TASK INSTRUCTIONS:
Return all lines below containing the word "shape".
===============
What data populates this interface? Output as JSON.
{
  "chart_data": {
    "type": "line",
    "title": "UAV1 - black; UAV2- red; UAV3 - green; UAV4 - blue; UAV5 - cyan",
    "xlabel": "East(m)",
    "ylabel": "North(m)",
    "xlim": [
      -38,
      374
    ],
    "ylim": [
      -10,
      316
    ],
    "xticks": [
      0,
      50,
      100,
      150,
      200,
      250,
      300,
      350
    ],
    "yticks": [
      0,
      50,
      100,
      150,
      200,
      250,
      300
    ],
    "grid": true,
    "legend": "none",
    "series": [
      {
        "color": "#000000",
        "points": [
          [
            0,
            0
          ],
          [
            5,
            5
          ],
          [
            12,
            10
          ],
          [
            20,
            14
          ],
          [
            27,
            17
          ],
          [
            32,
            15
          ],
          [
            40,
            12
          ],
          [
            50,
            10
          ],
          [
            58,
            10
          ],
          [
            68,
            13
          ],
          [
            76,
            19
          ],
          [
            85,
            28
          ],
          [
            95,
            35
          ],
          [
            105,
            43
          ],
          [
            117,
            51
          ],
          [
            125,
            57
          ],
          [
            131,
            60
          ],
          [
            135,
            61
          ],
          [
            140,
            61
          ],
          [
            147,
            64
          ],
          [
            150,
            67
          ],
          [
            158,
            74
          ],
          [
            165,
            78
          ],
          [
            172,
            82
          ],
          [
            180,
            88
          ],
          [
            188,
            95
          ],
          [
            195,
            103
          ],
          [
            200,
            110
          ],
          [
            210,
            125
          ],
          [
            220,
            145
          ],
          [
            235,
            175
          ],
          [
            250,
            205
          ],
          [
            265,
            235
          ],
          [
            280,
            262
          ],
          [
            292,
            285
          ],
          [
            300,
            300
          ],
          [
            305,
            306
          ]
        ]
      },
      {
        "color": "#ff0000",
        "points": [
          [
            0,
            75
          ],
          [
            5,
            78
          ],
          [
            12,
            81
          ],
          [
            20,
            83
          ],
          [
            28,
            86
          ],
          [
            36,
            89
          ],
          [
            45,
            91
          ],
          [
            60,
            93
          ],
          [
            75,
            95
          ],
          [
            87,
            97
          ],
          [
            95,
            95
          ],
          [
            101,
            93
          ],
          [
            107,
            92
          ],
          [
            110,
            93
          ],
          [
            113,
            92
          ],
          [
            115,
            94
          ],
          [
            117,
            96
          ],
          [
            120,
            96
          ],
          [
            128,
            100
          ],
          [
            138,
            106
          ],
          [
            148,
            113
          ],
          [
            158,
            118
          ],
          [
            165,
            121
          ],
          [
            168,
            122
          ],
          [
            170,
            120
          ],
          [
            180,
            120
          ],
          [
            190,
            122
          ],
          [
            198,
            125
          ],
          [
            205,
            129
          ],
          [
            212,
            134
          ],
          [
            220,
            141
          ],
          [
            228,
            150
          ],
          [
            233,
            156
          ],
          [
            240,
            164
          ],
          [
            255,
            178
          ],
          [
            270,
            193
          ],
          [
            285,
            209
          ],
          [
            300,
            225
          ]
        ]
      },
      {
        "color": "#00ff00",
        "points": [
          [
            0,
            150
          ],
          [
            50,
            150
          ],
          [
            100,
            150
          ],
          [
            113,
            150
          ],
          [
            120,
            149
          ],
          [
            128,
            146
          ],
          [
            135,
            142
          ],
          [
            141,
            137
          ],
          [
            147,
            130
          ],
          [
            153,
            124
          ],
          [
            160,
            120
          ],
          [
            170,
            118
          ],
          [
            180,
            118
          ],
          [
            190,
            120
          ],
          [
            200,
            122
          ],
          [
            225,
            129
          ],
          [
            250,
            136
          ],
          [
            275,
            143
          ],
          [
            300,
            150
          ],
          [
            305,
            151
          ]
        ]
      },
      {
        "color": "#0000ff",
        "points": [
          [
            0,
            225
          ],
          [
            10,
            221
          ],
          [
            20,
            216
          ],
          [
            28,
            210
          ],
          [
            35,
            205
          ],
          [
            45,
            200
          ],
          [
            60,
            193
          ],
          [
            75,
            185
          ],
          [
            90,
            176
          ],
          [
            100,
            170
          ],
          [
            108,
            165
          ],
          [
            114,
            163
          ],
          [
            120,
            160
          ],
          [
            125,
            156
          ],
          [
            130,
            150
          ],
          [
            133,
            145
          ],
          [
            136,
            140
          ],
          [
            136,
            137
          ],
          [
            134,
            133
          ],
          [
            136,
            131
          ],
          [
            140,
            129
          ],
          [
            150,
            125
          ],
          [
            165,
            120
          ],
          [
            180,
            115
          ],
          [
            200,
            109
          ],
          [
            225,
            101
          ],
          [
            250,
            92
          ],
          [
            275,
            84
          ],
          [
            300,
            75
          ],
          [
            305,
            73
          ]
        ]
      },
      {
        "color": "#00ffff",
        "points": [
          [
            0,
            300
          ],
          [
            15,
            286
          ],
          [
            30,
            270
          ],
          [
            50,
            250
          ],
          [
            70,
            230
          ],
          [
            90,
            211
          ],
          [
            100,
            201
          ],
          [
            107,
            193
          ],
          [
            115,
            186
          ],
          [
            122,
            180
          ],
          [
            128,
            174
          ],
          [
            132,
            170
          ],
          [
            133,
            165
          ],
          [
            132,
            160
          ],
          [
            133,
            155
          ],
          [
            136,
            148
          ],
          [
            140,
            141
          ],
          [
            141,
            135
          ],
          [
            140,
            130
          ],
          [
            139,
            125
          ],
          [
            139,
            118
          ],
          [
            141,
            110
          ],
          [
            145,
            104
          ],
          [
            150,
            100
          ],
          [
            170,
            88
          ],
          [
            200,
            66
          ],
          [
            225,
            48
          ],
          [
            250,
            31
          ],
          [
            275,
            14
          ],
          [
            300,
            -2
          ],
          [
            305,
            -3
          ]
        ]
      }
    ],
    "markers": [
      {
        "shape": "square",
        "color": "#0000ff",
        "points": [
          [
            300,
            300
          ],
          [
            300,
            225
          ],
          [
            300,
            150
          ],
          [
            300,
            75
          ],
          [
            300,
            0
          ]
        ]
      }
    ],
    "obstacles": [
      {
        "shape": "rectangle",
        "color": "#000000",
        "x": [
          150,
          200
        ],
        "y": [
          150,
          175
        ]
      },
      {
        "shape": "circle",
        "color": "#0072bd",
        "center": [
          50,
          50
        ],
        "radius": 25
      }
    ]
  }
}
===============
OUTPUT OF THE EXERCISE:
        "shape": "square",
        "shape": "rectangle",
        "shape": "circle",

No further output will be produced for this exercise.